Scan the listing below and copy every line holding "Lotus".

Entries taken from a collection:
## START

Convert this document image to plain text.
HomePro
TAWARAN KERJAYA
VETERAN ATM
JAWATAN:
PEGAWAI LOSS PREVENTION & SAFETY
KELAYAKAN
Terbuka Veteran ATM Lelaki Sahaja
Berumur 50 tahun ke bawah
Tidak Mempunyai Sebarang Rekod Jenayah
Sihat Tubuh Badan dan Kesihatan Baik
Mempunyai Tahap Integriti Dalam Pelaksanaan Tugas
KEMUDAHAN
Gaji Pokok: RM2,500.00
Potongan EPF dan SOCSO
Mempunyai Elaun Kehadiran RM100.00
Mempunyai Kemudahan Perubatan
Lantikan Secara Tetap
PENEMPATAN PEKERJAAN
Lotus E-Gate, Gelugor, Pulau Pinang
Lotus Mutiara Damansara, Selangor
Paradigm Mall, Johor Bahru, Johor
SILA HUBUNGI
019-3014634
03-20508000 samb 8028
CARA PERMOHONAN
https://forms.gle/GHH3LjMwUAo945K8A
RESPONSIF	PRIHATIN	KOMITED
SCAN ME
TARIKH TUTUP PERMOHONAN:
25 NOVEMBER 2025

## END
## START

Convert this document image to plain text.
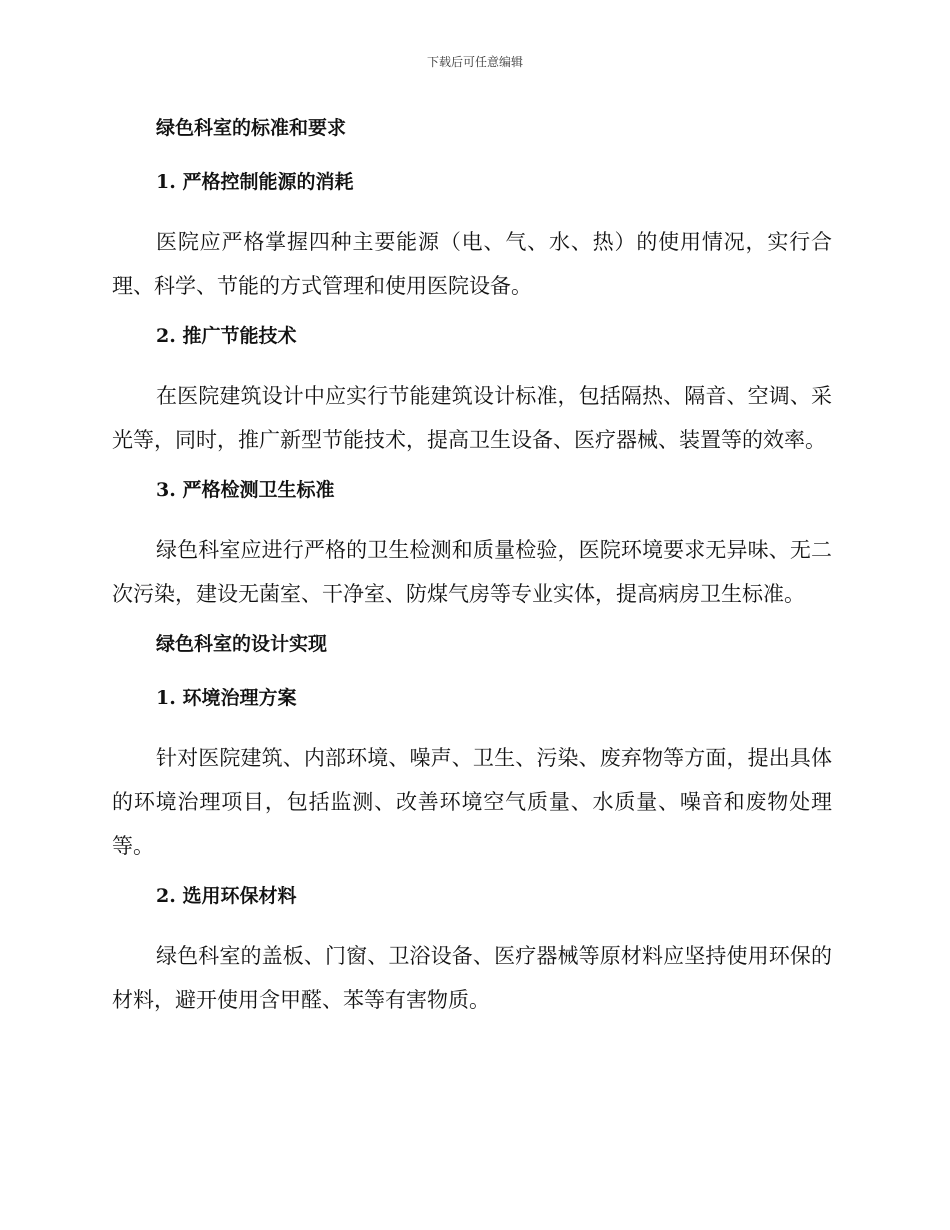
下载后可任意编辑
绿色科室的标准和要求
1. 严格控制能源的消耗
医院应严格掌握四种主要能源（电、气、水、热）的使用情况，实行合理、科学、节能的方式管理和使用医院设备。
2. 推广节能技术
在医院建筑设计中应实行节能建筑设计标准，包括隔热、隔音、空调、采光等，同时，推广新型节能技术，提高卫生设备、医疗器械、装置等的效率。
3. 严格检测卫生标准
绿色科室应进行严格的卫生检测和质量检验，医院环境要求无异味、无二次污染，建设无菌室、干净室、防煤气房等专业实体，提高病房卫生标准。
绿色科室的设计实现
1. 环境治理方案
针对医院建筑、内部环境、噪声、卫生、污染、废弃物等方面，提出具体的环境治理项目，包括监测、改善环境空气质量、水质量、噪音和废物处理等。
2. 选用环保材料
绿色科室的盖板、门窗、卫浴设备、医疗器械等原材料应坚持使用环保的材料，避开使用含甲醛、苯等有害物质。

## END

FINISHED EXERCISE:
Lotus E-Gate, Gelugor, Pulau Pinang
Lotus Mutiara Damansara, Selangor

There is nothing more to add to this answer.